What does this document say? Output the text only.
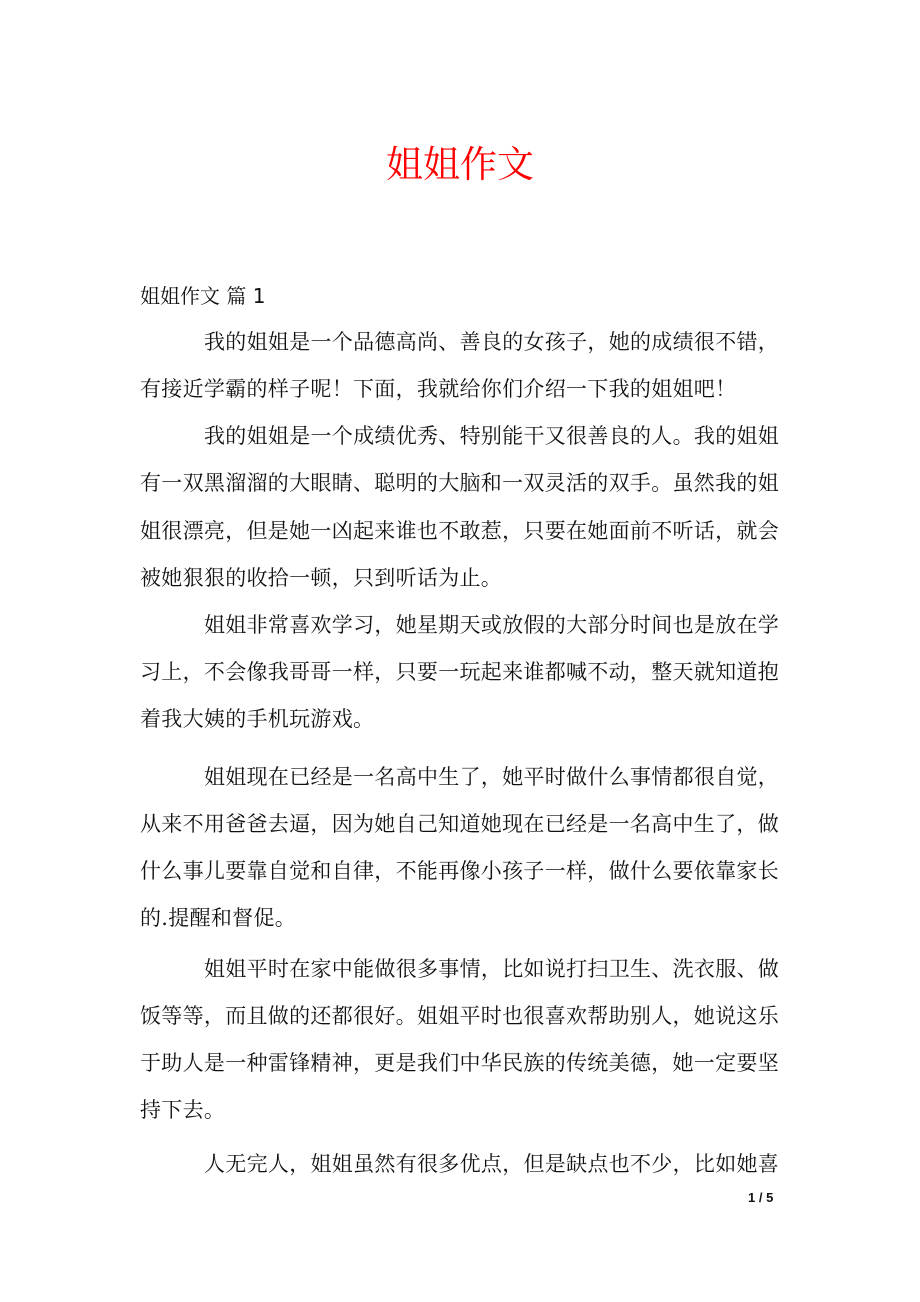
姐姐作文
姐姐作文 篇 1
我的姐姐是一个品德高尚、善良的女孩子，她的成绩很不错，
有接近学霸的样子呢！下面，我就给你们介绍一下我的姐姐吧！
我的姐姐是一个成绩优秀、特别能干又很善良的人。我的姐姐
有一双黑溜溜的大眼睛、聪明的大脑和一双灵活的双手。虽然我的姐
姐很漂亮，但是她一凶起来谁也不敢惹，只要在她面前不听话，就会
被她狠狠的收拾一顿，只到听话为止。
姐姐非常喜欢学习，她星期天或放假的大部分时间也是放在学
习上，不会像我哥哥一样，只要一玩起来谁都喊不动，整天就知道抱
着我大姨的手机玩游戏。
姐姐现在已经是一名高中生了，她平时做什么事情都很自觉，
从来不用爸爸去逼，因为她自己知道她现在已经是一名高中生了，做
什么事儿要靠自觉和自律，不能再像小孩子一样，做什么要依靠家长
的.提醒和督促。
姐姐平时在家中能做很多事情，比如说打扫卫生、洗衣服、做
饭等等，而且做的还都很好。姐姐平时也很喜欢帮助别人，她说这乐
于助人是一种雷锋精神，更是我们中华民族的传统美德，她一定要坚
持下去。
人无完人，姐姐虽然有很多优点，但是缺点也不少，比如她喜
1 / 5
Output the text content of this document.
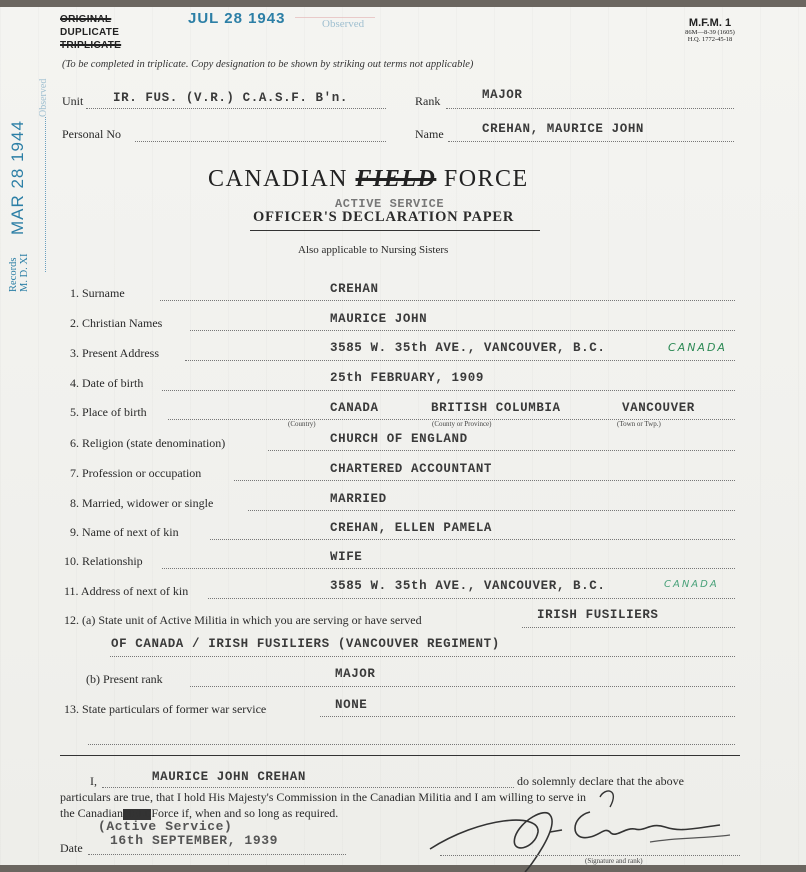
ORIGINAL
DUPLICATE
TRIPLICATE
JUL 28 1943	Observed
(To be completed in triplicate. Copy designation to be shown by striking out terms not applicable)
M.F.M. 1
86M—8-39 (1605)
H.Q. 1772-45-18
Records
M. D. XI MAR 28 1944
Observed Unit IR. FUS. (V.R.) C.A.S.F. B'n.	Rank	MAJOR
Personal No	Name	CREHAN, MAURICE JOHN
CANADIAN FIELD FORCE
ACTIVE SERVICE
OFFICER'S DECLARATION PAPER
Also applicable to Nursing Sisters
1. Surname	CREHAN
2. Christian Names	MAURICE JOHN
3. Present Address	3585 W. 35th AVE., VANCOUVER, B.C.	CANADA
4. Date of birth	25th FEBRUARY, 1909
5. Place of birth	CANADA	BRITISH COLUMBIA	VANCOUVER
(Country)	(County or Province)	(Town or Twp.)
6. Religion (state denomination)	CHURCH OF ENGLAND
7. Profession or occupation	CHARTERED ACCOUNTANT
8. Married, widower or single	MARRIED
9. Name of next of kin	CREHAN, ELLEN PAMELA
10. Relationship	WIFE
11. Address of next of kin	3585 W. 35th AVE., VANCOUVER, B.C.	CANADA
12. (a) State unit of Active Militia in which you are serving or have served	IRISH FUSILIERS
OF CANADA / IRISH FUSILIERS (VANCOUVER REGIMENT)
(b) Present rank	MAJOR
13. State particulars of former war service	NONE
I,	MAURICE JOHN CREHAN	do solemnly declare that the above
particulars are true, that I hold His Majesty's Commission in the Canadian Militia and I am willing to serve in
the CanadianFIELDForce if, when and so long as required.
(Active Service)
Date 16th SEPTEMBER, 1939
(Signature and rank)
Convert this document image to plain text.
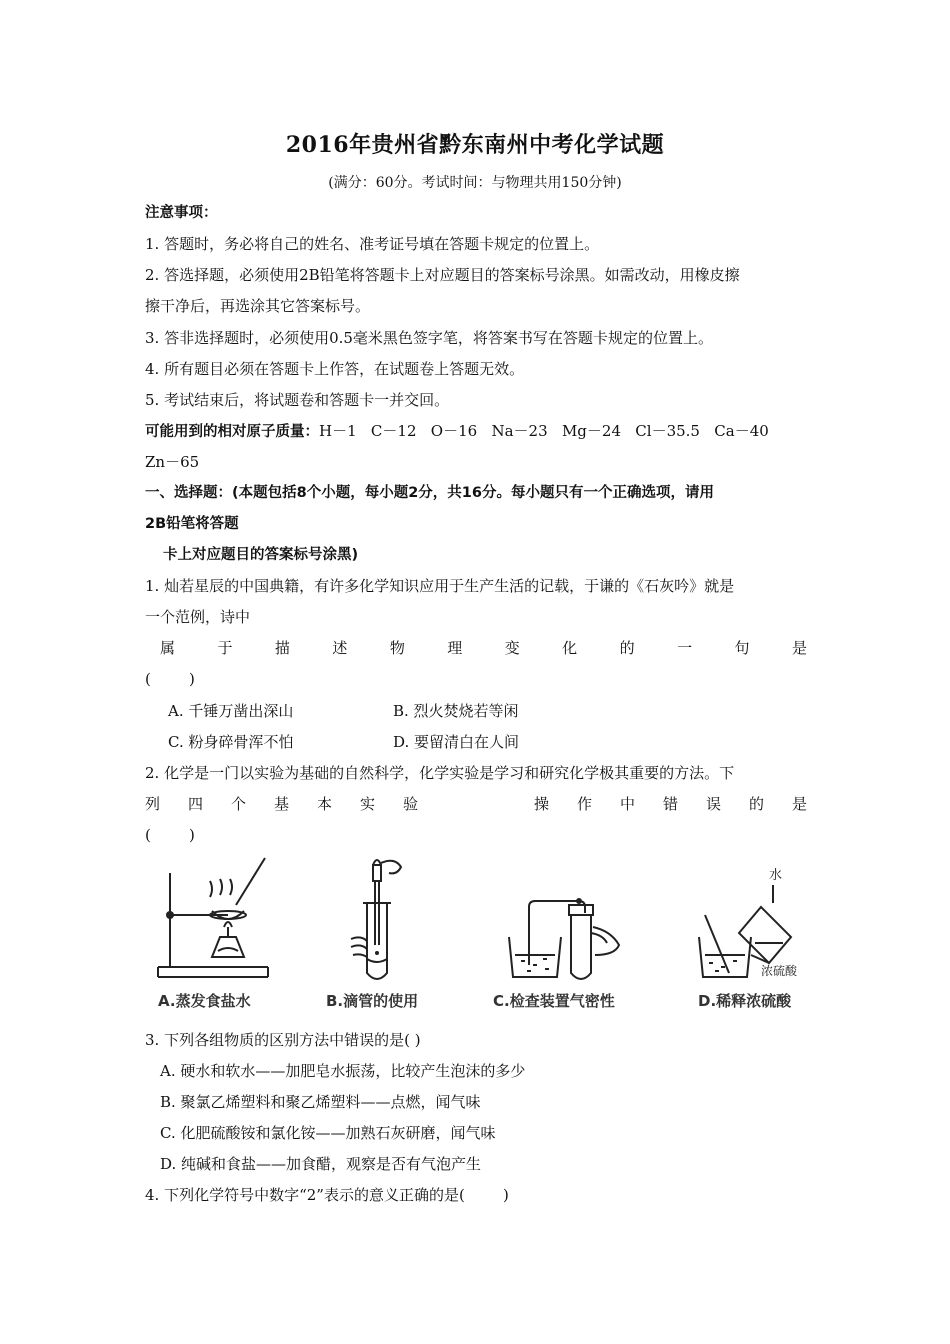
2016年贵州省黔东南州中考化学试题
(满分：60分。考试时间：与物理共用150分钟)
注意事项：
1. 答题时，务必将自己的姓名、准考证号填在答题卡规定的位置上。
2. 答选择题，必须使用2B铅笔将答题卡上对应题目的答案标号涂黑。如需改动，用橡皮擦
擦干净后，再选涂其它答案标号。
3. 答非选择题时，必须使用0.5毫米黑色签字笔，将答案书写在答题卡规定的位置上。
4. 所有题目必须在答题卡上作答，在试题卷上答题无效。
5. 考试结束后，将试题卷和答题卡一并交回。
可能用到的相对原子质量：H－1   C－12   O－16   Na－23   Mg－24   Cl－35.5   Ca－40
Zn－65
一、选择题：(本题包括8个小题，每小题2分，共16分。每小题只有一个正确选项，请用
2B铅笔将答题
卡上对应题目的答案标号涂黑)
1. 灿若星辰的中国典籍，有许多化学知识应用于生产生活的记载，于谦的《石灰吟》就是
一个范例，诗中
属	于	描	述	物	理	变	化	的	一	句	是
(        )
A. 千锤万凿出深山	B. 烈火焚烧若等闲
C. 粉身碎骨浑不怕	D. 要留清白在人间
2. 化学是一门以实验为基础的自然科学，化学实验是学习和研究化学极其重要的方法。下
列 四 个 基 本 实 验	操 作 中 错 误 的 是
(        )
A.蒸发食盐水	B.滴管的使用	C.检查装置气密性
水
浓硫酸
D.稀释浓硫酸
3. 下列各组物质的区别方法中错误的是( )
A. 硬水和软水——加肥皂水振荡，比较产生泡沫的多少
B. 聚氯乙烯塑料和聚乙烯塑料——点燃，闻气味
C. 化肥硫酸铵和氯化铵——加熟石灰研磨，闻气味
D. 纯碱和食盐——加食醋，观察是否有气泡产生
4. 下列化学符号中数字“2”表示的意义正确的是(        )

★ ★ ★

EXERCISE REQUIREMENTS » Only the lines from the one containing "Convert this document image to plain text." through the last line of the entries above belong in the copy; reproduce them exactly and drop every picture.

FINAL RESULT »
Convert this document image to plain text.
2016年贵州省黔东南州中考化学试题
(满分：60分。考试时间：与物理共用150分钟)
注意事项：
1. 答题时，务必将自己的姓名、准考证号填在答题卡规定的位置上。
2. 答选择题，必须使用2B铅笔将答题卡上对应题目的答案标号涂黑。如需改动，用橡皮擦
擦干净后，再选涂其它答案标号。
3. 答非选择题时，必须使用0.5毫米黑色签字笔，将答案书写在答题卡规定的位置上。
4. 所有题目必须在答题卡上作答，在试题卷上答题无效。
5. 考试结束后，将试题卷和答题卡一并交回。
可能用到的相对原子质量：H－1   C－12   O－16   Na－23   Mg－24   Cl－35.5   Ca－40
Zn－65
一、选择题：(本题包括8个小题，每小题2分，共16分。每小题只有一个正确选项，请用
2B铅笔将答题
卡上对应题目的答案标号涂黑)
1. 灿若星辰的中国典籍，有许多化学知识应用于生产生活的记载，于谦的《石灰吟》就是
一个范例，诗中
属	于	描	述	物	理	变	化	的	一	句	是
(        )
A. 千锤万凿出深山	B. 烈火焚烧若等闲
C. 粉身碎骨浑不怕	D. 要留清白在人间
2. 化学是一门以实验为基础的自然科学，化学实验是学习和研究化学极其重要的方法。下
列 四 个 基 本 实 验	操 作 中 错 误 的 是
(        )
A.蒸发食盐水	B.滴管的使用	C.检查装置气密性
水
浓硫酸
D.稀释浓硫酸
3. 下列各组物质的区别方法中错误的是( )
A. 硬水和软水——加肥皂水振荡，比较产生泡沫的多少
B. 聚氯乙烯塑料和聚乙烯塑料——点燃，闻气味
C. 化肥硫酸铵和氯化铵——加熟石灰研磨，闻气味
D. 纯碱和食盐——加食醋，观察是否有气泡产生
4. 下列化学符号中数字“2”表示的意义正确的是(        )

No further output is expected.